Data listing
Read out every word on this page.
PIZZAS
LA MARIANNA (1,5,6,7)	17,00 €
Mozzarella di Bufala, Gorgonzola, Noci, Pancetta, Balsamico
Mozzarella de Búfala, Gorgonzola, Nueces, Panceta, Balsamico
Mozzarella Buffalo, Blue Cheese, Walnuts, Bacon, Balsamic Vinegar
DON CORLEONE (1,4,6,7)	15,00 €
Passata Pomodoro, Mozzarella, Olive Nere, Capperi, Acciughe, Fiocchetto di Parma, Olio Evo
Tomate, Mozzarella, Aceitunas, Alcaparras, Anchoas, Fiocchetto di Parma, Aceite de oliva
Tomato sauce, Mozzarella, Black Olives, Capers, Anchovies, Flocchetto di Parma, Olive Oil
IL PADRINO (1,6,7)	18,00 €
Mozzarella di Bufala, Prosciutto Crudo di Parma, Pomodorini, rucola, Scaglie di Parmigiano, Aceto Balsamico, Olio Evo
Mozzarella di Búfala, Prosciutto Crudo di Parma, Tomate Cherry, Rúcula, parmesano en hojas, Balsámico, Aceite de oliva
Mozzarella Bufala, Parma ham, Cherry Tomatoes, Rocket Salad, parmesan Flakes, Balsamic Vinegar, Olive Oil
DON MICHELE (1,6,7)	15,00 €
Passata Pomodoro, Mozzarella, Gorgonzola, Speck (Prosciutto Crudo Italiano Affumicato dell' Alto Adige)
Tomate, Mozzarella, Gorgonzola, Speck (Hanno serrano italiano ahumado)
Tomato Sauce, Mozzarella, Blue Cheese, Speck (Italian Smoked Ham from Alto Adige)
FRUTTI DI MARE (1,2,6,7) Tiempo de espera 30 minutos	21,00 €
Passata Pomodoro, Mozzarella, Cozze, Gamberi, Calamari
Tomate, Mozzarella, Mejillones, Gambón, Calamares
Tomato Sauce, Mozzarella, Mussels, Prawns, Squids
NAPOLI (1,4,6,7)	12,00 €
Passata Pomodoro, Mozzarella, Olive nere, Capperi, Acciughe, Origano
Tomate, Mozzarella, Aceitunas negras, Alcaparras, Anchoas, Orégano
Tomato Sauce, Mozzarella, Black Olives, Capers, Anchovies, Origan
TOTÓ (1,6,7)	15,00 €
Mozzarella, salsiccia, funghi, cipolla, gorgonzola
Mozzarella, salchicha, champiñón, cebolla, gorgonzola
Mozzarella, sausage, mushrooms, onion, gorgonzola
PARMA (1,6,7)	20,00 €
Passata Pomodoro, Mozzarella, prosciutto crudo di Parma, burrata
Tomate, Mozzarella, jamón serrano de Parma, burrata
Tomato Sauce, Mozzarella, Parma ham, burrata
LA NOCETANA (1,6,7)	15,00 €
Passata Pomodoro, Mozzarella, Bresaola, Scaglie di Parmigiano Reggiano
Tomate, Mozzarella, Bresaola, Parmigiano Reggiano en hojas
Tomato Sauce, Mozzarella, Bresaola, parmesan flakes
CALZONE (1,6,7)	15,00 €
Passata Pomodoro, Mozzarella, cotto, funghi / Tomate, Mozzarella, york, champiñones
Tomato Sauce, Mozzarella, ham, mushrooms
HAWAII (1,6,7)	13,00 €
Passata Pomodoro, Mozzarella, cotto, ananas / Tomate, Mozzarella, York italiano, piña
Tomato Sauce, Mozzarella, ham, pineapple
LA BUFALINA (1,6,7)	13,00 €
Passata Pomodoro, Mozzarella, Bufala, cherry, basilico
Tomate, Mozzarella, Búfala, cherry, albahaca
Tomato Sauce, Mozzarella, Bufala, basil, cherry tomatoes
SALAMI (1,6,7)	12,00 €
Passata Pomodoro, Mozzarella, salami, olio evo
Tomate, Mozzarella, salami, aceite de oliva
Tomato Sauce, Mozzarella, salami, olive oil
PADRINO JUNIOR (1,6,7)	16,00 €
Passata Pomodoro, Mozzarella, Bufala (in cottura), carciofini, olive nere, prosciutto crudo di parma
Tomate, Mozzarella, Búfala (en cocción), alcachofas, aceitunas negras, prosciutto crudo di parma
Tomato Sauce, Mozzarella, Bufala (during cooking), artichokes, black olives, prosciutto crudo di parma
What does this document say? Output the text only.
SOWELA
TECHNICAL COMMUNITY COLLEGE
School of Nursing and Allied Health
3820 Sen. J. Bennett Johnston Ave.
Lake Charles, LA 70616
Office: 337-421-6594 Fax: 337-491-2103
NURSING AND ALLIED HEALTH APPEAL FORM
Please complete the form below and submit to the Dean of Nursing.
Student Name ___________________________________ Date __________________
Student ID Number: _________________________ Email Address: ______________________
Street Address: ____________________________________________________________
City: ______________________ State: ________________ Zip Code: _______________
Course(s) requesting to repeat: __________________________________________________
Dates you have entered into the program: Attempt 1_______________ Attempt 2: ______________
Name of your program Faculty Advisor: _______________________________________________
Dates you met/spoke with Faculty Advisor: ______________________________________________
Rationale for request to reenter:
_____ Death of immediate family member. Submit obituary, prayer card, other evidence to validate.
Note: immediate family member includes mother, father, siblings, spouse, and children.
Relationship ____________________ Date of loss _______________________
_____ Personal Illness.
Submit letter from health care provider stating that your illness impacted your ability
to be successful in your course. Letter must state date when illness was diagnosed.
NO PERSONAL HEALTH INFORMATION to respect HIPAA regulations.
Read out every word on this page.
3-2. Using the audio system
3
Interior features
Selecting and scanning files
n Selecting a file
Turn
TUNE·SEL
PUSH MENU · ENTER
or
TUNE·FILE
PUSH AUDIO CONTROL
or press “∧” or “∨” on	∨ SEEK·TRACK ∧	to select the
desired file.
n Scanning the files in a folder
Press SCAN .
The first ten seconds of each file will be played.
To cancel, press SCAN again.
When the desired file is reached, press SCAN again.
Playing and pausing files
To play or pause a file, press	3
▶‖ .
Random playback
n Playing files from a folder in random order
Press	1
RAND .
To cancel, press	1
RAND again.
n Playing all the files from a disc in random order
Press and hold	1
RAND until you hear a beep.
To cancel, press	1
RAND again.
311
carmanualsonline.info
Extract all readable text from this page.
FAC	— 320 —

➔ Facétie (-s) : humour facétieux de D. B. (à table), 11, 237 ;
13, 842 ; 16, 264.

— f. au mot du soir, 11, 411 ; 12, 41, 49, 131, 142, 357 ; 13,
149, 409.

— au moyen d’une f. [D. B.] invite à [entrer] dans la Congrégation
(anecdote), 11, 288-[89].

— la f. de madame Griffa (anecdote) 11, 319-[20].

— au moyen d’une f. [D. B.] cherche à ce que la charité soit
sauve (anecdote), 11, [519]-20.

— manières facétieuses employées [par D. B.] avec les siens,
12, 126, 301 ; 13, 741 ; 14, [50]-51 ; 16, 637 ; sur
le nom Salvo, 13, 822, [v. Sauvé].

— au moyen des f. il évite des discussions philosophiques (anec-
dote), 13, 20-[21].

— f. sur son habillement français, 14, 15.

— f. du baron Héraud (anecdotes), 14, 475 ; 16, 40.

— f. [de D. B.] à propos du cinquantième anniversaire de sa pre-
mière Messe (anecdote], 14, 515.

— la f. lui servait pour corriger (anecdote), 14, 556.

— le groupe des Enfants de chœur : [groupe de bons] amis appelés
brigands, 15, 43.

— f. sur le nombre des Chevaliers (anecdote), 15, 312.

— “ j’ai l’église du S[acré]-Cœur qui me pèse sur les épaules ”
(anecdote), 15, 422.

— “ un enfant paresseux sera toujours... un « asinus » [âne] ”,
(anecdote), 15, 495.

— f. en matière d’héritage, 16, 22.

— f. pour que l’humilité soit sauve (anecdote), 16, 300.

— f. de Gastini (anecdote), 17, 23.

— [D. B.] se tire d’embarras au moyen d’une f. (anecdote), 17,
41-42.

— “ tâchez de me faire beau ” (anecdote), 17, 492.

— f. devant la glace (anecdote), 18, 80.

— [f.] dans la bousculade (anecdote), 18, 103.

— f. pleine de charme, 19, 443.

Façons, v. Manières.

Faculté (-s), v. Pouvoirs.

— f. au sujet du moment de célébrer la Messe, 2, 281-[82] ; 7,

#### Your objective:
Each line holding the word "Blue" counts once; report the total and nothing else.

#### Correct result:
2